**Given task:** Switch every "Time (h)" to "Time (hours)" in the records below, and write out all the lines again with nothing else changed.

Data listing:
┏━━
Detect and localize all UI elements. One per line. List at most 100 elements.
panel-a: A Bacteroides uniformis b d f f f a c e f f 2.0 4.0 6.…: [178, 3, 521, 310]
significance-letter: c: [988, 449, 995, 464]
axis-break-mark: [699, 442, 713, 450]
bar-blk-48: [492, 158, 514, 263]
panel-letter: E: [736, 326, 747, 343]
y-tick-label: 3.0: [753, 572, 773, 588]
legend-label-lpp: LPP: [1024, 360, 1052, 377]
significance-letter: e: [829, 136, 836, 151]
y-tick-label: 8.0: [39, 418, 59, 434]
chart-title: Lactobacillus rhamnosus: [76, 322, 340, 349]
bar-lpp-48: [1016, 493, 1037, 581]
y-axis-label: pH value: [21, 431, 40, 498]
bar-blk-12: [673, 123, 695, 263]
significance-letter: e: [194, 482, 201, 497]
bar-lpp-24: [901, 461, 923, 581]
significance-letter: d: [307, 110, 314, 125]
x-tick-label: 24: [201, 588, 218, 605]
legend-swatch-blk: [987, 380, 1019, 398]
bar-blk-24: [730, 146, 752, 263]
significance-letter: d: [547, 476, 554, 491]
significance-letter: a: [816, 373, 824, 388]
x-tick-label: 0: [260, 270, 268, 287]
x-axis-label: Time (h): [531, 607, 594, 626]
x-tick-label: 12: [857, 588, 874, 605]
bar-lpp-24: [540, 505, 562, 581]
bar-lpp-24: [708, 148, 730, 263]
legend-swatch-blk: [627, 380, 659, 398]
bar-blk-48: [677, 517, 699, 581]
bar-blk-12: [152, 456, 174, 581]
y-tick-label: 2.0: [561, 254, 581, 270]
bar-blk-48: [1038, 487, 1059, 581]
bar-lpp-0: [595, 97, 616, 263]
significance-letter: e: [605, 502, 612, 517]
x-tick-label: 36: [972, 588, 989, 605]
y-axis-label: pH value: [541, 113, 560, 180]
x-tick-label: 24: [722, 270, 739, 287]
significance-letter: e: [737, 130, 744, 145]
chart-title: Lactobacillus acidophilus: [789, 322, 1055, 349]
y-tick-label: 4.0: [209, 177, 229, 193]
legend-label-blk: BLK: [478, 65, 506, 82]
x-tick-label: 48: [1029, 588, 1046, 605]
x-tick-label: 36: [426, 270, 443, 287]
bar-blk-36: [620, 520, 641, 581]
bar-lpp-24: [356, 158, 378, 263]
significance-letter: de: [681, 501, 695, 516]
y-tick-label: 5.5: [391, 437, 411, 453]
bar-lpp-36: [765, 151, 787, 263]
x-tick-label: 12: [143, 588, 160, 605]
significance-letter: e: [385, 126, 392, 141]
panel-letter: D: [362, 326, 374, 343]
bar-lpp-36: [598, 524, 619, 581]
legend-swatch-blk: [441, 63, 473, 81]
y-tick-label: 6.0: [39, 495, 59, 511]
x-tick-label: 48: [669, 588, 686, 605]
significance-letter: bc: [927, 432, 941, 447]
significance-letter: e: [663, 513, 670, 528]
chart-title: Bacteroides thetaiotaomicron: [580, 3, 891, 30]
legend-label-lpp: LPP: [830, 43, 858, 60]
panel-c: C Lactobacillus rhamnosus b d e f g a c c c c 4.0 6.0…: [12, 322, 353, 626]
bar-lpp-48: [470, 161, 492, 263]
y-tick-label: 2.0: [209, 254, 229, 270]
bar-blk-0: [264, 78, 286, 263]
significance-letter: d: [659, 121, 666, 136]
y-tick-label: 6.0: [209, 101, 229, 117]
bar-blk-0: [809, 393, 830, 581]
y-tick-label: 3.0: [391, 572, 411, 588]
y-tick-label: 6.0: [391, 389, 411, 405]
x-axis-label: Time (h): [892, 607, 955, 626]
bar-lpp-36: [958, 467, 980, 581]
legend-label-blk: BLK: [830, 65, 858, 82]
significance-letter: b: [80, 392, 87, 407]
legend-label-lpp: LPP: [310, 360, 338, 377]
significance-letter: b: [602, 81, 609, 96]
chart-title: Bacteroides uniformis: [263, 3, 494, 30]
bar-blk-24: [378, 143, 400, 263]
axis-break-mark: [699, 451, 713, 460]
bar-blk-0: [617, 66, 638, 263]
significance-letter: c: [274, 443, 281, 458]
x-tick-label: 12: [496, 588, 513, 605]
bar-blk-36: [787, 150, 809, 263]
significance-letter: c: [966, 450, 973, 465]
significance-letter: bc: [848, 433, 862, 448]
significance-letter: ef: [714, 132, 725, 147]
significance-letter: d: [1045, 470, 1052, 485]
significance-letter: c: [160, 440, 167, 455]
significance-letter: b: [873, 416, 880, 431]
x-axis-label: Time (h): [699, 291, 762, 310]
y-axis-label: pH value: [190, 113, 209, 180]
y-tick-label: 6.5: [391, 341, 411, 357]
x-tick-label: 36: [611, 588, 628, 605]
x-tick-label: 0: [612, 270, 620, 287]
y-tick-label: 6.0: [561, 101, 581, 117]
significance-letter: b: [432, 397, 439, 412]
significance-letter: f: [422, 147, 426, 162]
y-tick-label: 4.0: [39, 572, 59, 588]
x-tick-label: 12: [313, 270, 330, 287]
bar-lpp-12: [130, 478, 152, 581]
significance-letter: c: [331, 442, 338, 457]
┗━━
**The response:**
Detect and localize all UI elements. One per line. List at most 100 elements.
panel-a: A Bacteroides uniformis b d f f f a c e f f 2.0 4.0 6.…: [178, 3, 521, 310]
significance-letter: c: [988, 449, 995, 464]
axis-break-mark: [699, 442, 713, 450]
bar-blk-48: [492, 158, 514, 263]
panel-letter: E: [736, 326, 747, 343]
y-tick-label: 3.0: [753, 572, 773, 588]
legend-label-lpp: LPP: [1024, 360, 1052, 377]
significance-letter: e: [829, 136, 836, 151]
y-tick-label: 8.0: [39, 418, 59, 434]
chart-title: Lactobacillus rhamnosus: [76, 322, 340, 349]
bar-lpp-48: [1016, 493, 1037, 581]
y-axis-label: pH value: [21, 431, 40, 498]
bar-blk-12: [673, 123, 695, 263]
significance-letter: e: [194, 482, 201, 497]
bar-lpp-24: [901, 461, 923, 581]
significance-letter: d: [307, 110, 314, 125]
x-tick-label: 24: [201, 588, 218, 605]
legend-swatch-blk: [987, 380, 1019, 398]
bar-blk-24: [730, 146, 752, 263]
significance-letter: d: [547, 476, 554, 491]
significance-letter: a: [816, 373, 824, 388]
x-tick-label: 0: [260, 270, 268, 287]
x-axis-label: Time (hours): [531, 607, 594, 626]
x-tick-label: 12: [857, 588, 874, 605]
bar-lpp-24: [540, 505, 562, 581]
bar-lpp-24: [708, 148, 730, 263]
legend-swatch-blk: [627, 380, 659, 398]
bar-blk-48: [677, 517, 699, 581]
bar-blk-12: [152, 456, 174, 581]
y-tick-label: 2.0: [561, 254, 581, 270]
bar-blk-48: [1038, 487, 1059, 581]
bar-lpp-0: [595, 97, 616, 263]
significance-letter: e: [605, 502, 612, 517]
x-tick-label: 36: [972, 588, 989, 605]
y-axis-label: pH value: [541, 113, 560, 180]
x-tick-label: 24: [722, 270, 739, 287]
significance-letter: e: [737, 130, 744, 145]
chart-title: Lactobacillus acidophilus: [789, 322, 1055, 349]
y-tick-label: 4.0: [209, 177, 229, 193]
legend-label-blk: BLK: [478, 65, 506, 82]
x-tick-label: 48: [1029, 588, 1046, 605]
x-tick-label: 36: [426, 270, 443, 287]
bar-blk-36: [620, 520, 641, 581]
bar-lpp-24: [356, 158, 378, 263]
significance-letter: de: [681, 501, 695, 516]
y-tick-label: 5.5: [391, 437, 411, 453]
bar-lpp-36: [765, 151, 787, 263]
x-tick-label: 12: [143, 588, 160, 605]
significance-letter: e: [385, 126, 392, 141]
panel-letter: D: [362, 326, 374, 343]
bar-lpp-36: [598, 524, 619, 581]
legend-swatch-blk: [441, 63, 473, 81]
y-tick-label: 6.0: [39, 495, 59, 511]
x-tick-label: 48: [669, 588, 686, 605]
significance-letter: bc: [927, 432, 941, 447]
significance-letter: e: [663, 513, 670, 528]
chart-title: Bacteroides thetaiotaomicron: [580, 3, 891, 30]
legend-label-lpp: LPP: [830, 43, 858, 60]
panel-c: C Lactobacillus rhamnosus b d e f g a c c c c 4.0 6.0…: [12, 322, 353, 626]
bar-lpp-48: [470, 161, 492, 263]
y-tick-label: 2.0: [209, 254, 229, 270]
bar-blk-0: [264, 78, 286, 263]
significance-letter: d: [659, 121, 666, 136]
y-tick-label: 6.0: [209, 101, 229, 117]
bar-blk-0: [809, 393, 830, 581]
y-tick-label: 3.0: [391, 572, 411, 588]
y-tick-label: 6.0: [391, 389, 411, 405]
x-axis-label: Time (hours): [892, 607, 955, 626]
bar-lpp-36: [958, 467, 980, 581]
legend-label-blk: BLK: [830, 65, 858, 82]
significance-letter: b: [80, 392, 87, 407]
legend-label-lpp: LPP: [310, 360, 338, 377]
significance-letter: b: [602, 81, 609, 96]
chart-title: Bacteroides uniformis: [263, 3, 494, 30]
bar-blk-24: [378, 143, 400, 263]
axis-break-mark: [699, 451, 713, 460]
bar-blk-0: [617, 66, 638, 263]
significance-letter: c: [274, 443, 281, 458]
x-tick-label: 12: [496, 588, 513, 605]
bar-blk-36: [787, 150, 809, 263]
significance-letter: c: [966, 450, 973, 465]
significance-letter: bc: [848, 433, 862, 448]
significance-letter: ef: [714, 132, 725, 147]
significance-letter: d: [1045, 470, 1052, 485]
significance-letter: c: [160, 440, 167, 455]
significance-letter: b: [873, 416, 880, 431]
x-axis-label: Time (hours): [699, 291, 762, 310]
y-axis-label: pH value: [190, 113, 209, 180]
y-tick-label: 6.5: [391, 341, 411, 357]
x-tick-label: 36: [611, 588, 628, 605]
x-tick-label: 0: [612, 270, 620, 287]
y-tick-label: 6.0: [561, 101, 581, 117]
significance-letter: b: [432, 397, 439, 412]
significance-letter: f: [422, 147, 426, 162]
y-tick-label: 4.0: [39, 572, 59, 588]
x-tick-label: 12: [313, 270, 330, 287]
bar-lpp-12: [130, 478, 152, 581]
significance-letter: c: [331, 442, 338, 457]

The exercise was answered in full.